■ INSTRUCTION: Rewrite the records below with "close-icon" swapped for "dismiss-icon" everywhere it appears, changing nothing else, and omit the pictures.

/---

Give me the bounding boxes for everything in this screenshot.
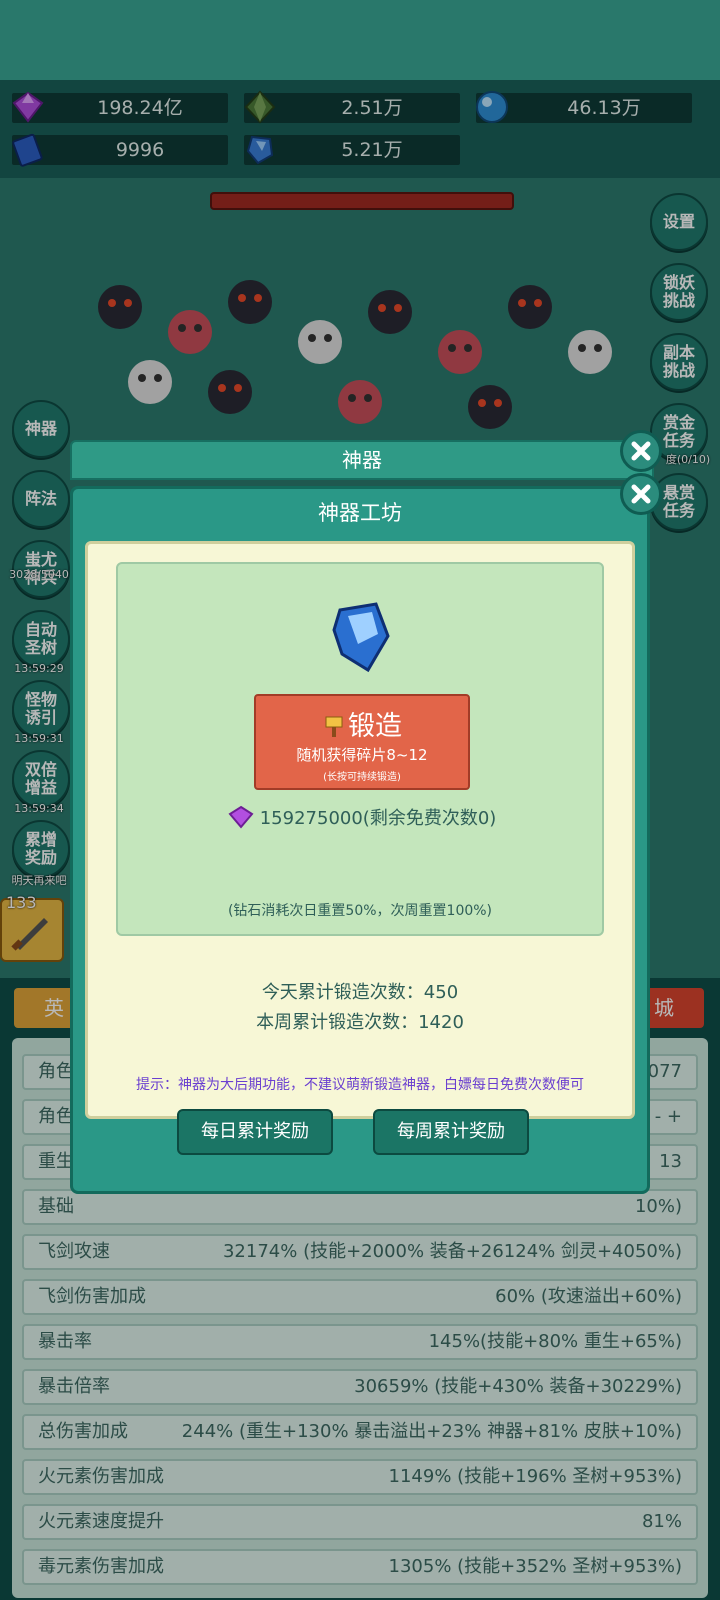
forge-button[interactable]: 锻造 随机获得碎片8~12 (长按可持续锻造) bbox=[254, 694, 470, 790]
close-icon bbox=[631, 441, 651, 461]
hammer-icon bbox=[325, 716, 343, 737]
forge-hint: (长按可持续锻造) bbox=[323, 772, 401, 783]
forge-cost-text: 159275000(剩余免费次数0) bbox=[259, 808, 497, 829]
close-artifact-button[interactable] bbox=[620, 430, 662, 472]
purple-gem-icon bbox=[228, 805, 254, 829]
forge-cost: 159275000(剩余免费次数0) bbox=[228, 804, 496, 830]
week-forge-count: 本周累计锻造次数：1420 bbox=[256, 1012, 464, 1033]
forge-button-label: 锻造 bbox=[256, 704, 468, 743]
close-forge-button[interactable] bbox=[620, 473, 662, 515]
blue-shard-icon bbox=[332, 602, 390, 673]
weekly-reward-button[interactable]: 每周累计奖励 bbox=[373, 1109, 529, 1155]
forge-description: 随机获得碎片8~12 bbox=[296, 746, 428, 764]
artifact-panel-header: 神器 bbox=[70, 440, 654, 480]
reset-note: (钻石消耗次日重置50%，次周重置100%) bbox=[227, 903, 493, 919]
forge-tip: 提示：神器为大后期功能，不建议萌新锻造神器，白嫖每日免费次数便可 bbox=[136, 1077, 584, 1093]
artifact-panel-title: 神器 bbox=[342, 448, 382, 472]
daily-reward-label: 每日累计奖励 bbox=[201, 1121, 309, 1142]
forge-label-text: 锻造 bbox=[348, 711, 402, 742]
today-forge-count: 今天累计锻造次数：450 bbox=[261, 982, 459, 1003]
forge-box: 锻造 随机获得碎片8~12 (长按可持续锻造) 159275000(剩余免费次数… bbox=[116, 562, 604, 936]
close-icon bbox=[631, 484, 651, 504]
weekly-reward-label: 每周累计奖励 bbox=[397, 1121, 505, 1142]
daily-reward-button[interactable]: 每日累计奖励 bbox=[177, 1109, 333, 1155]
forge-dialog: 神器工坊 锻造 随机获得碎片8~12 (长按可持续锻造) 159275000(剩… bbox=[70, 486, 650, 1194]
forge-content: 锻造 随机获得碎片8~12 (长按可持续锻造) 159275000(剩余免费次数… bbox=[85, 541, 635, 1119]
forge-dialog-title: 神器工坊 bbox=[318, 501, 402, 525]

\---

■ SOLUTION TO THIS PROBLEM:
Give me the bounding boxes for everything in this screenshot.
forge-button[interactable]: 锻造 随机获得碎片8~12 (长按可持续锻造) bbox=[254, 694, 470, 790]
dismiss-icon bbox=[631, 441, 651, 461]
hammer-icon bbox=[325, 716, 343, 737]
forge-hint: (长按可持续锻造) bbox=[323, 772, 401, 783]
forge-cost-text: 159275000(剩余免费次数0) bbox=[259, 808, 497, 829]
close-artifact-button[interactable] bbox=[620, 430, 662, 472]
purple-gem-icon bbox=[228, 805, 254, 829]
forge-cost: 159275000(剩余免费次数0) bbox=[228, 804, 496, 830]
week-forge-count: 本周累计锻造次数：1420 bbox=[256, 1012, 464, 1033]
forge-button-label: 锻造 bbox=[256, 704, 468, 743]
close-forge-button[interactable] bbox=[620, 473, 662, 515]
blue-shard-icon bbox=[332, 602, 390, 673]
weekly-reward-button[interactable]: 每周累计奖励 bbox=[373, 1109, 529, 1155]
forge-description: 随机获得碎片8~12 bbox=[296, 746, 428, 764]
artifact-panel-header: 神器 bbox=[70, 440, 654, 480]
reset-note: (钻石消耗次日重置50%，次周重置100%) bbox=[227, 903, 493, 919]
forge-tip: 提示：神器为大后期功能，不建议萌新锻造神器，白嫖每日免费次数便可 bbox=[136, 1077, 584, 1093]
artifact-panel-title: 神器 bbox=[342, 448, 382, 472]
daily-reward-label: 每日累计奖励 bbox=[201, 1121, 309, 1142]
forge-label-text: 锻造 bbox=[348, 711, 402, 742]
today-forge-count: 今天累计锻造次数：450 bbox=[261, 982, 459, 1003]
forge-box: 锻造 随机获得碎片8~12 (长按可持续锻造) 159275000(剩余免费次数… bbox=[116, 562, 604, 936]
dismiss-icon bbox=[631, 484, 651, 504]
weekly-reward-label: 每周累计奖励 bbox=[397, 1121, 505, 1142]
daily-reward-button[interactable]: 每日累计奖励 bbox=[177, 1109, 333, 1155]
forge-dialog: 神器工坊 锻造 随机获得碎片8~12 (长按可持续锻造) 159275000(剩… bbox=[70, 486, 650, 1194]
forge-content: 锻造 随机获得碎片8~12 (长按可持续锻造) 159275000(剩余免费次数… bbox=[85, 541, 635, 1119]
forge-dialog-title: 神器工坊 bbox=[318, 501, 402, 525]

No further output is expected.